DIRECTIVES:
**a.** In the sermon excerpt, what inscription does Paul notice among the altars?
**b.** Copy the entries word for word, starting at the line that contains "Patent image size: (931, 767)." and ending at the line that contains "The electric field 26 is at (219, 327).", with both of those lines included.

Start of TEXT PASSAGE

For among all those altars, Paul notices one inscription:

To an unknown god.

What a haunting phrase.

In the middle of all the Athenians’ certainty, there is still this admission: we may have missed something. We may not know as much as we think. There may still be a God we have not recognized.

And I wonder if that is not where many people are right now.

Not atheists necessarily. Not even irreligious. But uncertain. Searching. Guarded. Spiritual, yet suspicious of certainty. Curious yet afraid of being closed off or closed in. Open and yet not really able to surrender to truth. Religious and yet still missing God.

La Atenas de Pablo no es solamente historia antigua; también describe nuestro mundo de hoy.

So Athens is not just ancient history.

Athens is now.

Let us pray.

May the words of my mouth and the meditations of our hearts be acceptable in your sight, O God, our Rock and our Redeemer. Amen.

Homily

Like the Athens of Paul’s day, our world today is full of altars too.

Altars to nation. Altars to wealth. Altars to image. Altars to safety. Altars to tribe. Altars to ideology. Altars to the market. Altars to the screen. Altars to the self.

We, like the Athenians, have all kinds of gods.

One reason I think our public discourse feels so fractured is that we are not just arguing about small things. We are bringing completely different belief systems into the room.

In Athens there were Jews who worshiped the one living God; God-fearing Greeks drawn toward that God but not fully committed; Epicureans who sought calm and freedom from fear; Stoics who valued reason, virtue, order, and discipline; and this strange altar to an unknown god, an altar that says, “We do not want to miss the divine. We know there is more than we can name.”

Paul proclaims a God who is not vague, not distant, not merely a principle, not one more option in the marketplace of ideas. Paul proclaims the God who made the world and everything in it, the God who gives life and breath to all, the God who cannot be reduced to shrines or captured in gold or silver or stone or circuitry, the God who is near to all, the God who now calls all people everywhere to repent because God has raised Jesus from the dead.

Pablo anuncia que Dios no es una idea vaga ni un ídolo más, sino el Creador que da vida, aliento y resurrección.

Some may believe truth is revealed and binding. Others are spiritual, but indefinite. Others have been wounded by the church and do not know whether the word “God” is invitation or threat.

And into all of that, Christian witness says: the world belongs to its Creator, and history has turned in the resurrection of Jesus Christ.

When Paul is brought to the Areopagus, we might imagine a cozy invitation. Maybe there is curiosity there, but there is also something more serious. Paul is being examined. Tested. Weighed. Asked to explain himself in public.

Paul is heard, but under suspicion.

And how does he respond?

Not with coercion. Not with panic. Not with silence. Not with flattery. Not with domination.

He responds with witness.

Paul pays attention. He listens. He observes. He starts where the people are.

Pablo no responde con poder o miedo, sino con atención, humildad y testimonio.

Paul does not begin by quoting Moses. He does not begin where he is most comfortable. He begins with what his hearers can recognize: their altar, their poets, their longing, their language of divine nearness.

My friends, that is not compromise. That is faithful witness.

And this matters for us, because our witness cannot always sound exactly the same in every place, in every room, in every forum.

End of TEXT PASSAGE
Start of DATA FOR THE TASK

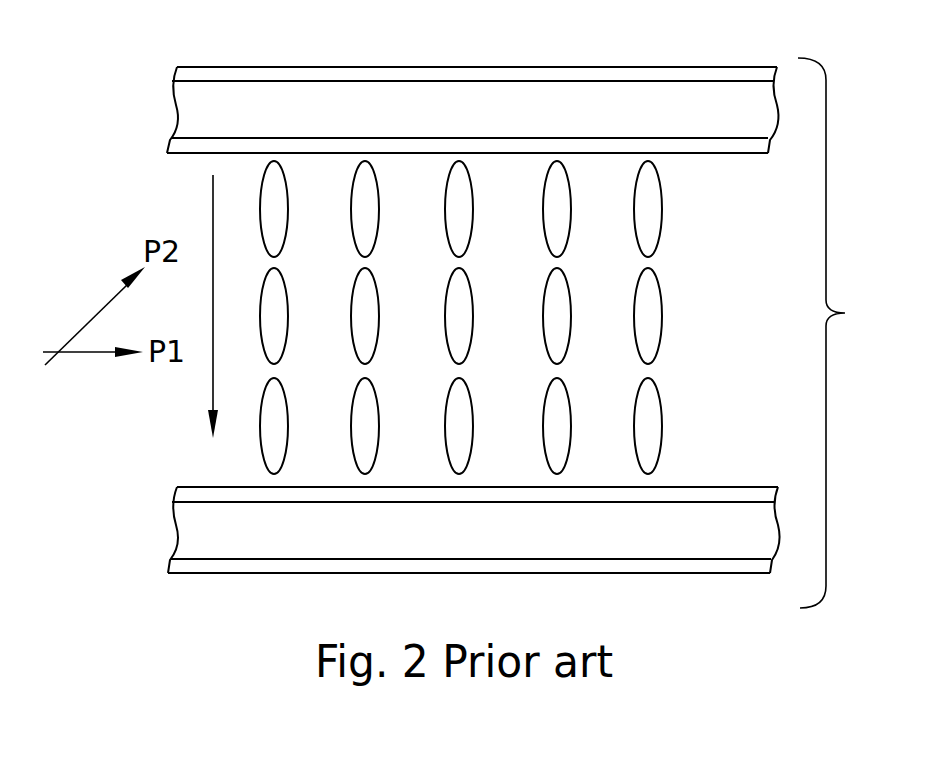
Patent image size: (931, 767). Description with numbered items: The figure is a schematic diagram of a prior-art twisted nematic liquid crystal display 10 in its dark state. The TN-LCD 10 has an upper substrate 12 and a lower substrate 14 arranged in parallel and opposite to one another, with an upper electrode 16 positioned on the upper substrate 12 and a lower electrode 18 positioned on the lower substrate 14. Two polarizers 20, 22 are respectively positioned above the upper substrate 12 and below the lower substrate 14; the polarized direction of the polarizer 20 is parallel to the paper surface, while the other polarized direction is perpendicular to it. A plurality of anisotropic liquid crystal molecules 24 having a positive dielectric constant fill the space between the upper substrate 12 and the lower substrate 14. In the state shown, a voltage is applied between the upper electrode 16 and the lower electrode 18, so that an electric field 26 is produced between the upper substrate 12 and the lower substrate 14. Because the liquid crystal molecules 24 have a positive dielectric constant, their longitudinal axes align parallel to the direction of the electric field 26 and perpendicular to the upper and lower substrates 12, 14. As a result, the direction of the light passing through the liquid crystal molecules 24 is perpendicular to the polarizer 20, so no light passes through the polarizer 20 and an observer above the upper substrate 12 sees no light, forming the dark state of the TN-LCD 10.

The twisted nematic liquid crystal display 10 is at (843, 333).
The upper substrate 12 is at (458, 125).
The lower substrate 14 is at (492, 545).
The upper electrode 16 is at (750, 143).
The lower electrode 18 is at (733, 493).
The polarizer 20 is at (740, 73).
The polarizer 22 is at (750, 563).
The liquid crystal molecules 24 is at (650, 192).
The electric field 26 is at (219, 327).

End of DATA FOR THE TASK
Start of DATA FOR THE TASK

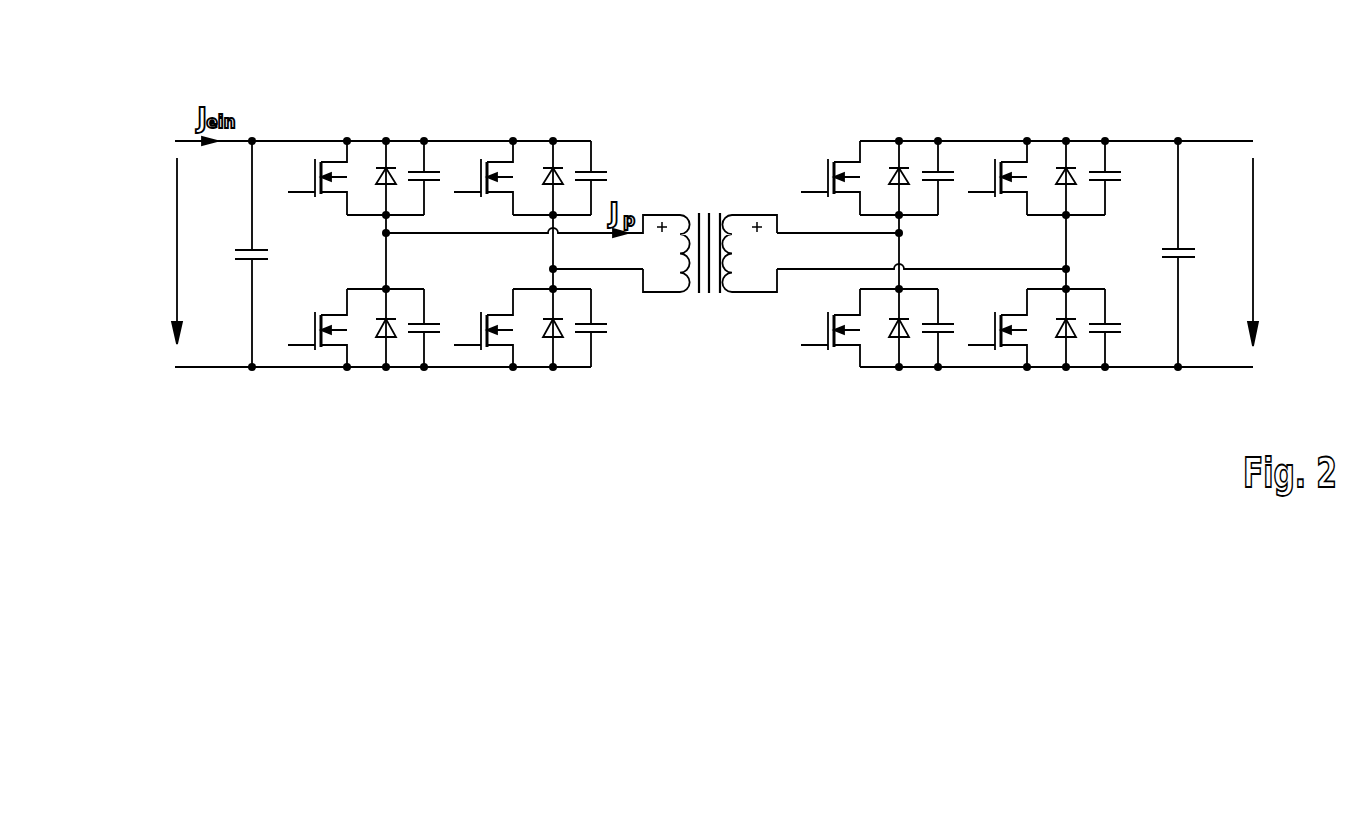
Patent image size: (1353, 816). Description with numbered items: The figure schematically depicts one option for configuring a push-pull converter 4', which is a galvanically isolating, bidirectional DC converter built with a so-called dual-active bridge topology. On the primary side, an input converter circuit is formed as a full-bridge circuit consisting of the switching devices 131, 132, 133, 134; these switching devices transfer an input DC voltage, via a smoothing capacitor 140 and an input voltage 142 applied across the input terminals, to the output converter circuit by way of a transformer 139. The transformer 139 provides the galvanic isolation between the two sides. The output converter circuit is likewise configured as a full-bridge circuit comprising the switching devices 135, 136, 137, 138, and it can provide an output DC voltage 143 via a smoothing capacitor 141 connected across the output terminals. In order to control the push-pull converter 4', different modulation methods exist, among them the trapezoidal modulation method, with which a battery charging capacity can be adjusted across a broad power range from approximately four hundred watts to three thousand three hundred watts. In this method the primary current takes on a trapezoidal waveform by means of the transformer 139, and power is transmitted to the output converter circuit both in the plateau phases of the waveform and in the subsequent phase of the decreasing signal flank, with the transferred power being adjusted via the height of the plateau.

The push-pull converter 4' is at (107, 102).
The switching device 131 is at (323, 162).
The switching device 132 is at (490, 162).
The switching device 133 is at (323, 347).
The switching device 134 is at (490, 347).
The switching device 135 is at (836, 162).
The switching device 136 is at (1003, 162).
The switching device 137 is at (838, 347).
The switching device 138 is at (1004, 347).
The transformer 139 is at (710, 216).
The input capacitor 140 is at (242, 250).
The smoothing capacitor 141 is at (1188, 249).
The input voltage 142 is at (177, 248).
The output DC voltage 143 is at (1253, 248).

End of DATA FOR THE TASK

FINAL RESULTS:
**a.** To an unknown god.

**b.**
Patent image size: (931, 767). Description with numbered items: The figure is a schematic diagram of a prior-art twisted nematic liquid crystal display 10 in its dark state. The TN-LCD 10 has an upper substrate 12 and a lower substrate 14 arranged in parallel and opposite to one another, with an upper electrode 16 positioned on the upper substrate 12 and a lower electrode 18 positioned on the lower substrate 14. Two polarizers 20, 22 are respectively positioned above the upper substrate 12 and below the lower substrate 14; the polarized direction of the polarizer 20 is parallel to the paper surface, while the other polarized direction is perpendicular to it. A plurality of anisotropic liquid crystal molecules 24 having a positive dielectric constant fill the space between the upper substrate 12 and the lower substrate 14. In the state shown, a voltage is applied between the upper electrode 16 and the lower electrode 18, so that an electric field 26 is produced between the upper substrate 12 and the lower substrate 14. Because the liquid crystal molecules 24 have a positive dielectric constant, their longitudinal axes align parallel to the direction of the electric field 26 and perpendicular to the upper and lower substrates 12, 14. As a result, the direction of the light passing through the liquid crystal molecules 24 is perpendicular to the polarizer 20, so no light passes through the polarizer 20 and an observer above the upper substrate 12 sees no light, forming the dark state of the TN-LCD 10.

The twisted nematic liquid crystal display 10 is at (843, 333).
The upper substrate 12 is at (458, 125).
The lower substrate 14 is at (492, 545).
The upper electrode 16 is at (750, 143).
The lower electrode 18 is at (733, 493).
The polarizer 20 is at (740, 73).
The polarizer 22 is at (750, 563).
The liquid crystal molecules 24 is at (650, 192).
The electric field 26 is at (219, 327).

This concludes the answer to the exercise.